- _DATA FOR PROCESSING_:
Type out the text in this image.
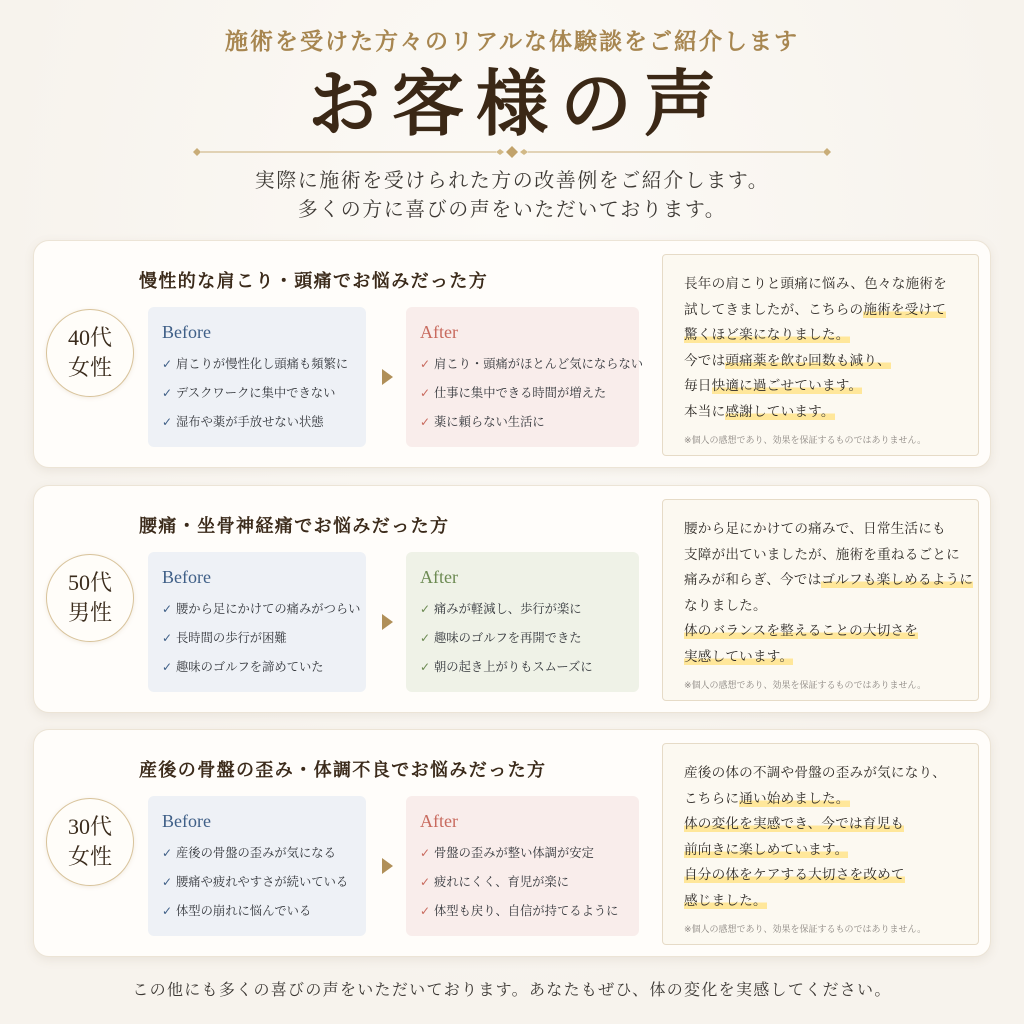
施術を受けた方々のリアルな体験談をご紹介します
お客様の声

実際に施術を受けられた方の改善例をご紹介します。

多くの方に喜びの声をいただいております。

慢性的な肩こり・頭痛でお悩みだった方
40代
女性
Before
✓肩こりが慢性化し頭痛も頻繁に
✓デスクワークに集中できない
✓湿布や薬が手放せない状態
After
✓肩こり・頭痛がほとんど気にならない
✓仕事に集中できる時間が増えた
✓薬に頼らない生活に

長年の肩こりと頭痛に悩み、色々な施術を

試してきましたが、こちらの施術を受けて

驚くほど楽になりました。

今では頭痛薬を飲む回数も減り、

毎日快適に過ごせています。

本当に感謝しています。

※個人の感想であり、効果を保証するものではありません。

腰痛・坐骨神経痛でお悩みだった方
50代
男性
Before
✓腰から足にかけての痛みがつらい
✓長時間の歩行が困難
✓趣味のゴルフを諦めていた
After
✓痛みが軽減し、歩行が楽に
✓趣味のゴルフを再開できた
✓朝の起き上がりもスムーズに

腰から足にかけての痛みで、日常生活にも

支障が出ていましたが、施術を重ねるごとに

痛みが和らぎ、今ではゴルフも楽しめるように

なりました。

体のバランスを整えることの大切さを

実感しています。

※個人の感想であり、効果を保証するものではありません。

産後の骨盤の歪み・体調不良でお悩みだった方
30代
女性
Before
✓産後の骨盤の歪みが気になる
✓腰痛や疲れやすさが続いている
✓体型の崩れに悩んでいる
After
✓骨盤の歪みが整い体調が安定
✓疲れにくく、育児が楽に
✓体型も戻り、自信が持てるように

産後の体の不調や骨盤の歪みが気になり、

こちらに通い始めました。

体の変化を実感でき、今では育児も

前向きに楽しめています。

自分の体をケアする大切さを改めて

感じました。

※個人の感想であり、効果を保証するものではありません。

この他にも多くの喜びの声をいただいております。あなたもぜひ、体の変化を実感してください。
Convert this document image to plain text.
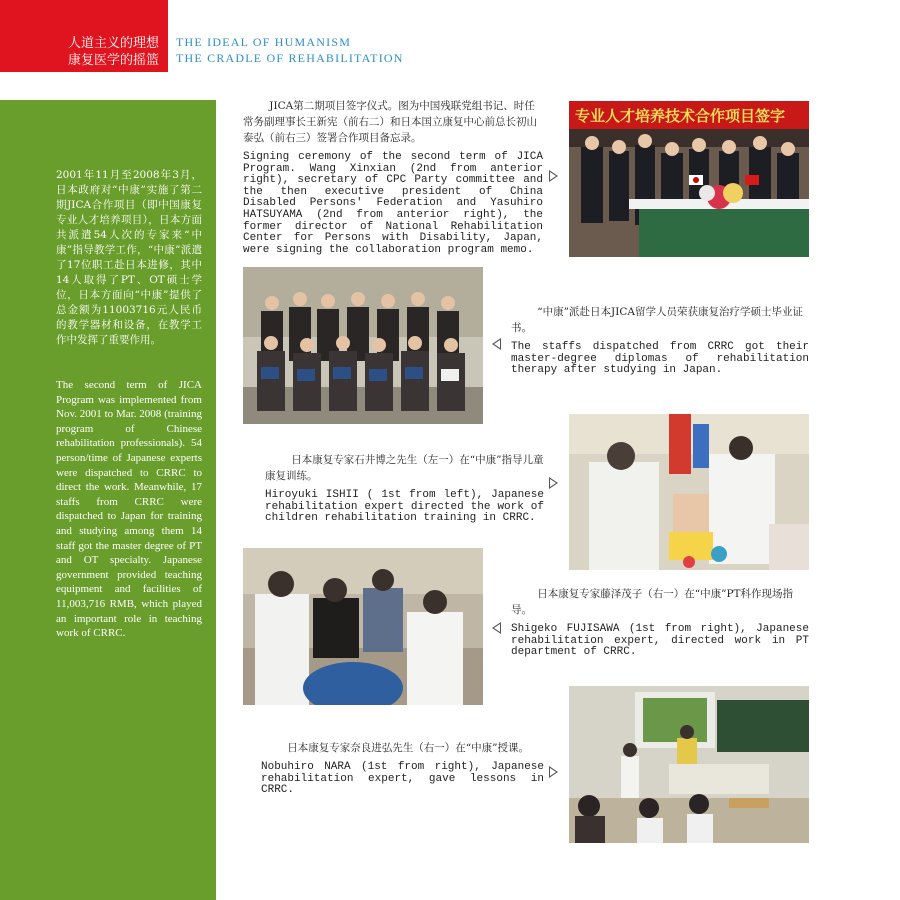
人道主义的理想
康复医学的摇篮
THE IDEAL OF HUMANISM
THE CRADLE OF REHABILITATION
2001年11月至2008年3月，日本政府对“中康”实施了第二期JICA合作项目（即中国康复专业人才培养项目），日本方面共派遣54人次的专家来“中康”指导教学工作，“中康”派遣了17位职工赴日本进修，其中14人取得了PT、OT硕士学位，日本方面向“中康”提供了总金额为11003716元人民币的教学器材和设备，在教学工作中发挥了重要作用。
The second term of JICA Program was implemented from Nov. 2001 to Mar. 2008 (training program of Chinese rehabilitation professionals). 54 person/time of Japanese experts were dispatched to CRRC to direct the work. Meanwhile, 17 staffs from CRRC were dispatched to Japan for training and studying among them 14 staff got the master degree of PT and OT specialty. Japanese government provided teaching equipment and facilities of 11,003,716 RMB, which played an important role in teaching work of CRRC.

JICA第二期项目签字仪式。图为中国残联党组书记、时任常务副理事长王新宪（前右二）和日本国立康复中心前总长初山泰弘（前右三）签署合作项目备忘录。

Signing ceremony of the second term of JICA Program. Wang Xinxian (2nd from anterior right), secretary of CPC Party committee and the then executive president of China Disabled Persons' Federation and Yasuhiro HATSUYAMA (2nd from anterior right), the former director of National Rehabilitation Center for Persons with Disability, Japan, were signing the collaboration program memo.

专业人才培养技术合作项目签字

“中康”派赴日本JICA留学人员荣获康复治疗学硕士毕业证书。

The staffs dispatched from CRRC got their master-degree diplomas of rehabilitation therapy after studying in Japan.

日本康复专家石井博之先生（左一）在“中康”指导儿童康复训练。

Hiroyuki ISHII ( 1st from left), Japanese rehabilitation expert directed the work of children rehabilitation training in CRRC.

日本康复专家藤泽茂子（右一）在“中康”PT科作现场指导。

Shigeko FUJISAWA (1st from right), Japanese rehabilitation expert, directed work in PT department of CRRC.

日本康复专家奈良进弘先生（右一）在“中康”授课。

Nobuhiro NARA (1st from right), Japanese rehabilitation expert, gave lessons in CRRC.
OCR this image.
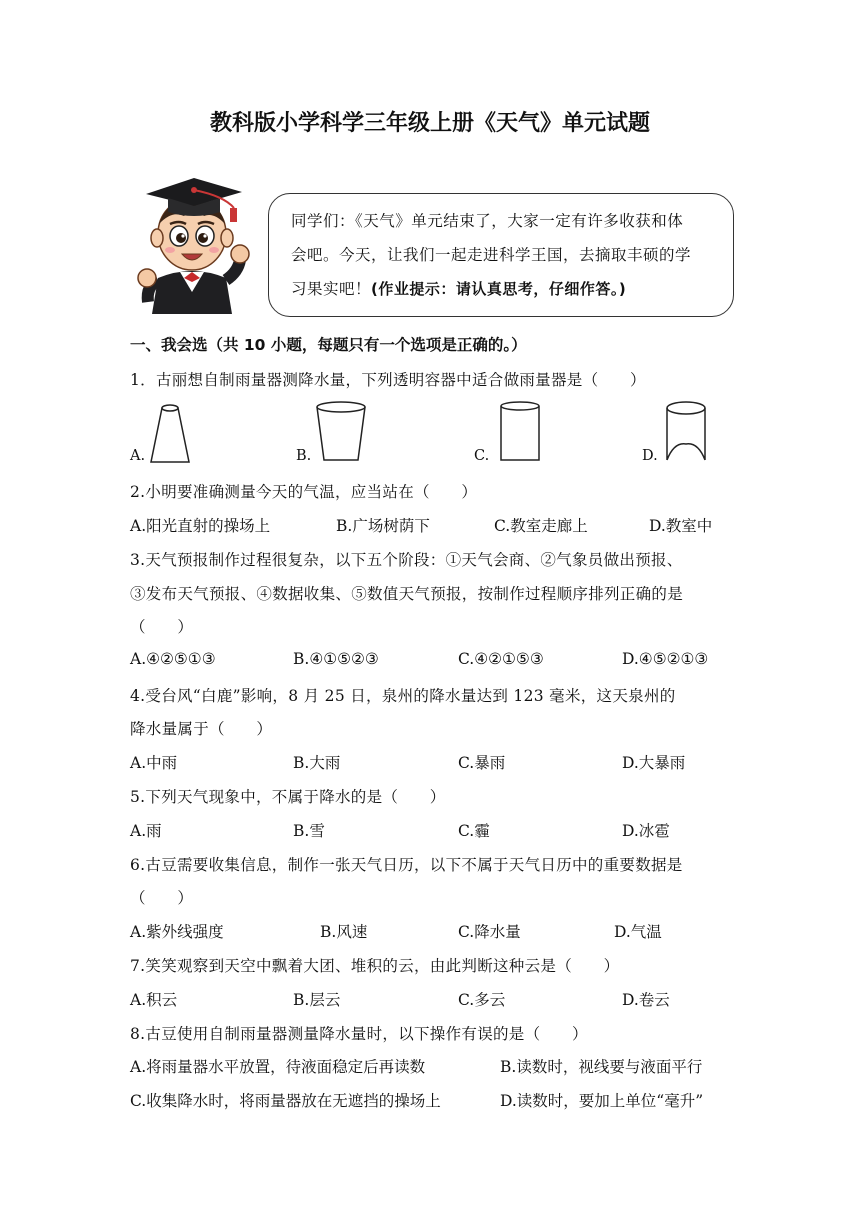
教科版小学科学三年级上册《天气》单元试题
同学们：《天气》单元结束了，大家一定有许多收获和体
会吧。今天，让我们一起走进科学王国，去摘取丰硕的学
习果实吧！(作业提示：请认真思考，仔细作答。)
一、我会选（共 10 小题，每题只有一个选项是正确的。）
1．古丽想自制雨量器测降水量，下列透明容器中适合做雨量器是（　　）
A.	B.	C.	D.
2.小明要准确测量今天的气温，应当站在（　　）
A.阳光直射的操场上	B.广场树荫下	C.教室走廊上	D.教室中
3.天气预报制作过程很复杂，以下五个阶段：①天气会商、②气象员做出预报、
③发布天气预报、④数据收集、⑤数值天气预报，按制作过程顺序排列正确的是
（　　）
A.④②⑤①③	B.④①⑤②③	C.④②①⑤③	D.④⑤②①③
4.受台风“白鹿”影响，8 月 25 日，泉州的降水量达到 123 毫米，这天泉州的
降水量属于（　　）
A.中雨	B.大雨	C.暴雨	D.大暴雨
5.下列天气现象中，不属于降水的是（　　）
A.雨	B.雪	C.霾	D.冰雹
6.古豆需要收集信息，制作一张天气日历，以下不属于天气日历中的重要数据是
（　　）
A.紫外线强度	B.风速	C.降水量	D.气温
7.笑笑观察到天空中飘着大团、堆积的云，由此判断这种云是（　　）
A.积云	B.层云	C.多云	D.卷云
8.古豆使用自制雨量器测量降水量时，以下操作有误的是（　　）
A.将雨量器水平放置，待液面稳定后再读数	B.读数时，视线要与液面平行
C.收集降水时，将雨量器放在无遮挡的操场上	D.读数时，要加上单位“毫升”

- _PROBLEM STATEMENT_:
Gather each line of the listing that holds the string "degree".

- _TASK ANSWER_:
The second term of JICA Program was implemented from Nov. 2001 to Mar. 2008 (training program of Chinese rehabilitation professionals). 54 person/time of Japanese experts were dispatched to CRRC to direct the work. Meanwhile, 17 staffs from CRRC were dispatched to Japan for training and studying among them 14 staff got the master degree of PT and OT specialty. Japanese government provided teaching equipment and facilities of 11,003,716 RMB, which played an important role in teaching work of CRRC.
The staffs dispatched from CRRC got their master-degree diplomas of rehabilitation therapy after studying in Japan.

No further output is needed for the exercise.